■ **Records to use**
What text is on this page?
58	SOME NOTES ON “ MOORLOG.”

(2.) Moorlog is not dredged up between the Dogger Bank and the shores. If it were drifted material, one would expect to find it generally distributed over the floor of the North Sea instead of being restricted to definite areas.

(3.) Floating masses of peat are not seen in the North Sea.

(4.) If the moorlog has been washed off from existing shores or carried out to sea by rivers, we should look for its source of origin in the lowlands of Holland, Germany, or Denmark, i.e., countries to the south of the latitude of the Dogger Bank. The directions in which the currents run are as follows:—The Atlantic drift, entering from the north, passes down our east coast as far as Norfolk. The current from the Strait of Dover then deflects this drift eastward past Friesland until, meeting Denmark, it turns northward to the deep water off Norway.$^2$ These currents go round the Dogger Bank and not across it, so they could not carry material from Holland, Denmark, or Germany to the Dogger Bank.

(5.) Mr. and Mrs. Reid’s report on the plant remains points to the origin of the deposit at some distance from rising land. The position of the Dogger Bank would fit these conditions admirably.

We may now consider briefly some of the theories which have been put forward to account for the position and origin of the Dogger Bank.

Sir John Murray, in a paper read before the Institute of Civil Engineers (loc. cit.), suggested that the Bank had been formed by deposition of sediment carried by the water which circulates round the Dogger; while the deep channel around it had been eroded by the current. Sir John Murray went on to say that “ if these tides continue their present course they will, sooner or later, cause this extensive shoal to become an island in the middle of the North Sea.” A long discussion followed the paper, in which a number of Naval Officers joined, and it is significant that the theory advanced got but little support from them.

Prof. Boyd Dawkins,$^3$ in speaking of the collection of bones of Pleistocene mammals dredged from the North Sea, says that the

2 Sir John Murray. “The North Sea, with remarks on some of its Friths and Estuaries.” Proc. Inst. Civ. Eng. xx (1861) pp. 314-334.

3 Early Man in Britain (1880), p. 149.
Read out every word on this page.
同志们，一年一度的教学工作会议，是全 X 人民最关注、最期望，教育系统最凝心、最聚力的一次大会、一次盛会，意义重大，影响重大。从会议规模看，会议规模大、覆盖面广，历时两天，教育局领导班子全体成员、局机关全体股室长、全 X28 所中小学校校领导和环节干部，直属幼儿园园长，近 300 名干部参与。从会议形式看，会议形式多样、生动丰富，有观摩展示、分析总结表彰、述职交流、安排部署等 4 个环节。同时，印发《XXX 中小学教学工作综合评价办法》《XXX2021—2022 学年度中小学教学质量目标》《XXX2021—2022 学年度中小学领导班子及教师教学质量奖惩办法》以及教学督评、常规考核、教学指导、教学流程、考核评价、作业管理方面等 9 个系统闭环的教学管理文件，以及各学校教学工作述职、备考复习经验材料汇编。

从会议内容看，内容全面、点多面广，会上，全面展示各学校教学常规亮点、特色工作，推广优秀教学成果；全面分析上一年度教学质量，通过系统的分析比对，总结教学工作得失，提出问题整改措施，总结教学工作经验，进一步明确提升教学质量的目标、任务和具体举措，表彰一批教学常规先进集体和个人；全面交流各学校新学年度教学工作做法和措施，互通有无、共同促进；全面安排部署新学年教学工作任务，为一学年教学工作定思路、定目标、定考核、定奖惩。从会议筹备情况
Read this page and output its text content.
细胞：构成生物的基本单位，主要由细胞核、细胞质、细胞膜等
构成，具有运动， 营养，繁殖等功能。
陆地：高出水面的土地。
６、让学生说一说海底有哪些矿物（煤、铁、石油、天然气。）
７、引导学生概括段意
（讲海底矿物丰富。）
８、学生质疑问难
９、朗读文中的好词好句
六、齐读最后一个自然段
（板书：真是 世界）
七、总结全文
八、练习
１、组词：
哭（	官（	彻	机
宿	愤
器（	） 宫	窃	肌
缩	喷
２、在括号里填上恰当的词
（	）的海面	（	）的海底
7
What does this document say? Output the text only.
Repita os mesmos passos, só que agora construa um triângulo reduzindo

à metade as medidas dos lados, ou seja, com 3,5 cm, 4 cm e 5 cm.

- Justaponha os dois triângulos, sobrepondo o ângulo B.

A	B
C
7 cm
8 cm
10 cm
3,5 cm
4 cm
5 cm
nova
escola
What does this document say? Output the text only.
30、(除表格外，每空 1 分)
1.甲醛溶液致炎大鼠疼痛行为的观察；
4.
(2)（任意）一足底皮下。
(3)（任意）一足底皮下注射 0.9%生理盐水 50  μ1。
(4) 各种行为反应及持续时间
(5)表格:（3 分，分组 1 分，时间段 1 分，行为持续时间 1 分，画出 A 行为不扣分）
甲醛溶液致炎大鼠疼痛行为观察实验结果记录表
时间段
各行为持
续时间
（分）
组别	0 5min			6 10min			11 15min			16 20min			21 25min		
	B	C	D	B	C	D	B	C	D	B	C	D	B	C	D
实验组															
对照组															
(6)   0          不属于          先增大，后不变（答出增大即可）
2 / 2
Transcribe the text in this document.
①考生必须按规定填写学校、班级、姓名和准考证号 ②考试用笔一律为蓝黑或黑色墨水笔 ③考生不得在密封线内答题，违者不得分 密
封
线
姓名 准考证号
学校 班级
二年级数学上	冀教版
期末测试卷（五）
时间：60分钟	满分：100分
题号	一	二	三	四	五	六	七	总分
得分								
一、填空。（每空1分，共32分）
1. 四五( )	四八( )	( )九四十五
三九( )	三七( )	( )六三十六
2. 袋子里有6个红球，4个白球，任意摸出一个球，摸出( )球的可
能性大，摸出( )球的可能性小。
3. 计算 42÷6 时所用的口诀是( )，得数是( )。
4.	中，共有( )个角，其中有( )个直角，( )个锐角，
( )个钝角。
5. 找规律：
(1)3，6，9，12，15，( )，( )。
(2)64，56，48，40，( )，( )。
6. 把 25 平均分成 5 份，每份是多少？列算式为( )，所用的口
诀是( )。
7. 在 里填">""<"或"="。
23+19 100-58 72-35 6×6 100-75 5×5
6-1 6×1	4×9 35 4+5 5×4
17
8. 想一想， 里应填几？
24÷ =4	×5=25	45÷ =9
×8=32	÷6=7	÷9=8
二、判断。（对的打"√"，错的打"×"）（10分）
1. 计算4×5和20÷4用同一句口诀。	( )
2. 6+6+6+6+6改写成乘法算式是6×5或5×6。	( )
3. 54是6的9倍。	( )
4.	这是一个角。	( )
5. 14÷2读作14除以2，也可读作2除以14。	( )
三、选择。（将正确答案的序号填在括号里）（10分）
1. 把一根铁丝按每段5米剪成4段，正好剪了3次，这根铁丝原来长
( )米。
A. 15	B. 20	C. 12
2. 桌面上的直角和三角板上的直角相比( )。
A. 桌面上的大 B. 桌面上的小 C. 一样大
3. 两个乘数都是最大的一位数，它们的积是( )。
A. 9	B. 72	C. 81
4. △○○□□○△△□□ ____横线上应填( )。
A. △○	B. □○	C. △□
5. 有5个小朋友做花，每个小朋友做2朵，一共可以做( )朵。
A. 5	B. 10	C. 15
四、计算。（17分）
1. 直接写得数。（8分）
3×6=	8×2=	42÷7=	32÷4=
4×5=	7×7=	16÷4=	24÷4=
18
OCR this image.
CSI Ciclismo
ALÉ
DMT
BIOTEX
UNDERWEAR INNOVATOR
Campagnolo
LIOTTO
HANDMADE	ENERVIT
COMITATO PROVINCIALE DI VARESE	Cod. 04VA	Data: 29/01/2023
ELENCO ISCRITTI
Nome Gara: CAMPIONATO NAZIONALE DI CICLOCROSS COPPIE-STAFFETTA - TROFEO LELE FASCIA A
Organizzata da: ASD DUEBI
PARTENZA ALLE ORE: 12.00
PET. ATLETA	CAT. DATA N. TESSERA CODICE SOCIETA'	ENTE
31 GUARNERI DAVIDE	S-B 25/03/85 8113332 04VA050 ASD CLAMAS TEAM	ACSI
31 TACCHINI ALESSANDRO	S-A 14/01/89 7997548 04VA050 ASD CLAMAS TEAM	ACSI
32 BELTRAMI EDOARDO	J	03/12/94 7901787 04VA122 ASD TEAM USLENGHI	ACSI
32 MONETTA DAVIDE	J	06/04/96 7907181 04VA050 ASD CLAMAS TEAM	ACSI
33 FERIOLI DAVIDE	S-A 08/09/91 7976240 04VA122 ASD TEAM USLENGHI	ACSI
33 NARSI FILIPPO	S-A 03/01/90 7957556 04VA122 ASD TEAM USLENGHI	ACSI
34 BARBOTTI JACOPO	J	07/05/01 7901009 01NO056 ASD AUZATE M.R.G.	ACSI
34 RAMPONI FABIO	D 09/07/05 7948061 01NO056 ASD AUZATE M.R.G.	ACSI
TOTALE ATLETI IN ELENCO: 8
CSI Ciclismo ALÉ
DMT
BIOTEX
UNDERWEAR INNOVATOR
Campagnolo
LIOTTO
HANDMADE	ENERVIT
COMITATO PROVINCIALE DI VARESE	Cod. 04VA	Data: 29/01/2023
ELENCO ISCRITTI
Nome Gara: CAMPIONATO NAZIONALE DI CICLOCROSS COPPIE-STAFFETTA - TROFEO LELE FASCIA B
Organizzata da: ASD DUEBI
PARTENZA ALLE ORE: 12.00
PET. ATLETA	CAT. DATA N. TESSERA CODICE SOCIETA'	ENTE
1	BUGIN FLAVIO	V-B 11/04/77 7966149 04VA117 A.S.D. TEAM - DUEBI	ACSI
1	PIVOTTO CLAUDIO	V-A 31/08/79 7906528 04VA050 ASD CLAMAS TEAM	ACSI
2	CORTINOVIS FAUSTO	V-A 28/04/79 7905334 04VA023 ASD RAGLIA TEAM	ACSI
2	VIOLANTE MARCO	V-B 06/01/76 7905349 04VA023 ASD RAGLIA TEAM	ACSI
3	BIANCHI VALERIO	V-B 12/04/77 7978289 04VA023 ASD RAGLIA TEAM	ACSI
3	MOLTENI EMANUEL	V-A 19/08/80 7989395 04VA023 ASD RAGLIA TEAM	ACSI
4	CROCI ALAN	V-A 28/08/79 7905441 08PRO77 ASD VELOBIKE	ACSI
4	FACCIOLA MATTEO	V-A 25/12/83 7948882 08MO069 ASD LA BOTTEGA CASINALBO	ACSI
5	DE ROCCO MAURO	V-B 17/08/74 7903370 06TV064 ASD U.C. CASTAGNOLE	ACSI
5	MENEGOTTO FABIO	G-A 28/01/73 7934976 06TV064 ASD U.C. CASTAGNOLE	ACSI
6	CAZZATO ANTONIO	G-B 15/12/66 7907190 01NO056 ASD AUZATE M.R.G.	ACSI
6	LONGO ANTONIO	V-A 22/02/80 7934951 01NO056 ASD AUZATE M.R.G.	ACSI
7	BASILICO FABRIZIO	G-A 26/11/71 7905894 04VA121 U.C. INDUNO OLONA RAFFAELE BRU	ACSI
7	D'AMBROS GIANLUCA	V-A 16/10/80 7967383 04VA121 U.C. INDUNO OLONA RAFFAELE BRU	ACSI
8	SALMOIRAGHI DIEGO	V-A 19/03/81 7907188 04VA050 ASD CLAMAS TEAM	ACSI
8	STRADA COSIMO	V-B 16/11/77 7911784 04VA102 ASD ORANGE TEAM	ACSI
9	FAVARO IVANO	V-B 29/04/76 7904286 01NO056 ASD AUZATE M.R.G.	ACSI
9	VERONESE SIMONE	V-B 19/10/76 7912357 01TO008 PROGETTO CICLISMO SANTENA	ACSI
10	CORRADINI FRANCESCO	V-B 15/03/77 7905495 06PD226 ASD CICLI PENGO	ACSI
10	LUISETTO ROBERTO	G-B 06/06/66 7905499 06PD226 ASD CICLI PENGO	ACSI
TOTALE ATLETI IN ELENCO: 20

■ **Written problem**
Identify the lines of the entries containing the string "INDUNO". Copy each such line.

■ **Answer for the task**
7	BASILICO FABRIZIO	G-A 26/11/71 7905894 04VA121 U.C. INDUNO OLONA RAFFAELE BRU	ACSI
7	D'AMBROS GIANLUCA	V-A 16/10/80 7967383 04VA121 U.C. INDUNO OLONA RAFFAELE BRU	ACSI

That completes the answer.